◆ **Task goal**
Retype the section of the Notify transition guide that begins with the words "Notify required bindings" and stops after "and other metrics.", with every word and mark the same.

### Passage provided

Transitioning off Notify

As of October 24, 2022, Twilio Notify is no longer for sale to new customers and it will reach end of life on October 23rd 2023 for existing customers. Since this product will not persist past this date, we have created this guide to help you identify other Twilio products that may fit your use case, as well as solutions outside of Twilio. Please continue reading for full details.

Twilio Notify alternative solutions

Here are some Twilio solutions that may fit your use case:

  • Twilio’s SMS API is a great replacement for any Notify based SMS use cases. You can also use the message scheduling feature to schedule up to 500,000 messages!
  • Verify is a Twilio product that enables a user verification method known as “push authentication”, which involves sending a push notification that asks a user to approve a login or other sensitive action. This is an option worth considering if your business requires a digital verification use case in your communication strategy.
  • Conversations is a Twilio product accessible via a single API for seamless conversational messaging. This is an option worth considering if your business utilizes push for 2-way messaging in your communication strategy.
  • Twilio Segment is a product that offers omnichannel customer engagement built on a customer data platform with downstream push notification partners and guides for push notification creation. You can also utilize a full walkthrough for push notification creation using Braze as a downstream partner.

Recommendations outside of Twilio

If none of the Twilio products listed above meet your push notification use case, we recommend Google’s Firebase Cloud Messaging solution.  

Firebase Cloud Messaging (FCM) is a cross-platform solution to facilitate push delivery at no cost. FCM enables developers to send push notifications to iOS, Android, or Web devices all from the same platform.

Notify required bindings to link end user device addresses to a Twilio identity, while FCM requires the Firebase SDK to be directly integrated with the client side application. in addition, FCM provides benefits that were not available through Notify including detailed reporting, impressions, and other metrics.

######
### Provided data

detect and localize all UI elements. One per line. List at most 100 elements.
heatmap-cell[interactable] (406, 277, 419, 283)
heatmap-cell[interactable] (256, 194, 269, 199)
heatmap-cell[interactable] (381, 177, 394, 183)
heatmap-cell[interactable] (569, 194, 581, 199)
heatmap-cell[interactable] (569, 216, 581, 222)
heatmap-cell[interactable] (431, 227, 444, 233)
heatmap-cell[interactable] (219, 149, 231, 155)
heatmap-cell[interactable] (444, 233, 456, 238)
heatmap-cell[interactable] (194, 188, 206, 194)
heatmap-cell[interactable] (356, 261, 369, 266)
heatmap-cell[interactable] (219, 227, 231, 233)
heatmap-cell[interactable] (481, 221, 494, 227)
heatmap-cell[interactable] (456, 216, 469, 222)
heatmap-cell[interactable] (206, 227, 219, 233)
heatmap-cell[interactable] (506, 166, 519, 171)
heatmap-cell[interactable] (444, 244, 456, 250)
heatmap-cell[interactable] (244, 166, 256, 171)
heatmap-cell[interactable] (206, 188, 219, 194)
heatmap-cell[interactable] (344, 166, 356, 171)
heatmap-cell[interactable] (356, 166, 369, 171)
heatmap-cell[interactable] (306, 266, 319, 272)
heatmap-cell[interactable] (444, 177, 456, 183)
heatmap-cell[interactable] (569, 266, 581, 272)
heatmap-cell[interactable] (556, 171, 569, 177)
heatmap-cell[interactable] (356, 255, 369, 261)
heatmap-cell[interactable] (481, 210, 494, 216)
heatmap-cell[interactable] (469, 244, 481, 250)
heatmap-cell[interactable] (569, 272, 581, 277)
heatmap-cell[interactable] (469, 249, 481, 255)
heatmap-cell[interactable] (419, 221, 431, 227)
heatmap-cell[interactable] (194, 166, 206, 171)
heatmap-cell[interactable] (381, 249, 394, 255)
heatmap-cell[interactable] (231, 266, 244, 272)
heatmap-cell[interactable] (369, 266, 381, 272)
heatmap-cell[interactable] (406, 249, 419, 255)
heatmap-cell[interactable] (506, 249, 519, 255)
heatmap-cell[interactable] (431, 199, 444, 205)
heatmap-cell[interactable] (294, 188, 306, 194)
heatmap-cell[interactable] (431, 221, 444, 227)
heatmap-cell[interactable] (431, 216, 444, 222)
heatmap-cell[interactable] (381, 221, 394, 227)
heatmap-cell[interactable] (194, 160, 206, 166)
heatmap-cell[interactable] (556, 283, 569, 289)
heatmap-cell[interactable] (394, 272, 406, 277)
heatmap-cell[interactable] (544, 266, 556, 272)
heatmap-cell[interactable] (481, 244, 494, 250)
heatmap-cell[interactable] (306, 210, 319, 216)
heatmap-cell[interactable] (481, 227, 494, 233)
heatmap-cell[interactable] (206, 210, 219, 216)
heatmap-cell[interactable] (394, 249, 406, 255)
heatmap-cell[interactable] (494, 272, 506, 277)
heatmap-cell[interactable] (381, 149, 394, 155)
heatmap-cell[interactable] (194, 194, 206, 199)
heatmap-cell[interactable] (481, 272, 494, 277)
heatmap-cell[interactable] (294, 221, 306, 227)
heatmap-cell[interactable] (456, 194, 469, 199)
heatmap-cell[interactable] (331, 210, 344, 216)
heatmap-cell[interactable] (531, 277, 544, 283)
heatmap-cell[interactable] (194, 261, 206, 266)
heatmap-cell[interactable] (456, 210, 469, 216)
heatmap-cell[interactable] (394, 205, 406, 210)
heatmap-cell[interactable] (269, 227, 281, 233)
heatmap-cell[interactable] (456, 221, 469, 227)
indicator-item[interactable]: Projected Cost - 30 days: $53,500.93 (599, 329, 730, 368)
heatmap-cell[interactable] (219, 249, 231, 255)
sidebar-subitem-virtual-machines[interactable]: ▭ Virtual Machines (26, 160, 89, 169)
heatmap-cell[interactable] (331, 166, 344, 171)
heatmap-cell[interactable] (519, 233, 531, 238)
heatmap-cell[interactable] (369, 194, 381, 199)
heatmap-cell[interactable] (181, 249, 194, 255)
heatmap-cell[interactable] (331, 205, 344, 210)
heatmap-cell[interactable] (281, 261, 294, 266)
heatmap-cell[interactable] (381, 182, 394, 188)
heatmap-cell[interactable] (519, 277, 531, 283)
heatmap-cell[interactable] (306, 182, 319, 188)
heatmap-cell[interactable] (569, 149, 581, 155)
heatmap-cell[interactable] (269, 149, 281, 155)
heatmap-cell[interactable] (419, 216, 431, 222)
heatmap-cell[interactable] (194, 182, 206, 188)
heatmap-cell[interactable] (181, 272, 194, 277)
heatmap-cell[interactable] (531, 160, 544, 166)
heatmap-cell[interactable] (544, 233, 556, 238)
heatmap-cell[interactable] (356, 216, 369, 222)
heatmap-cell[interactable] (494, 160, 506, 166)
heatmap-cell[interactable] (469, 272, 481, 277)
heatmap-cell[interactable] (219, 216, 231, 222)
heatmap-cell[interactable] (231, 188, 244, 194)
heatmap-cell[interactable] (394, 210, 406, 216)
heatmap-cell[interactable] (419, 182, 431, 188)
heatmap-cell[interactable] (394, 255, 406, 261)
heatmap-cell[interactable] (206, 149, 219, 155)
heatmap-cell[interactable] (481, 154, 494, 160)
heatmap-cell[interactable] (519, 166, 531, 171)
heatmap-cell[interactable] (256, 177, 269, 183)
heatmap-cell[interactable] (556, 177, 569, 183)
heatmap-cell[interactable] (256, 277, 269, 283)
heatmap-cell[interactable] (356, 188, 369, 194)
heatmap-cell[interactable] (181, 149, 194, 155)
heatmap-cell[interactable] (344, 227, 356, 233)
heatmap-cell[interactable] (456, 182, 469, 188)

######

◆ **Answer to the exercise**
Notify required bindings to link end user device addresses to a Twilio identity, while FCM requires the Firebase SDK to be directly integrated with the client side application. in addition, FCM provides benefits that were not available through Notify including detailed reporting, impressions, and other metrics.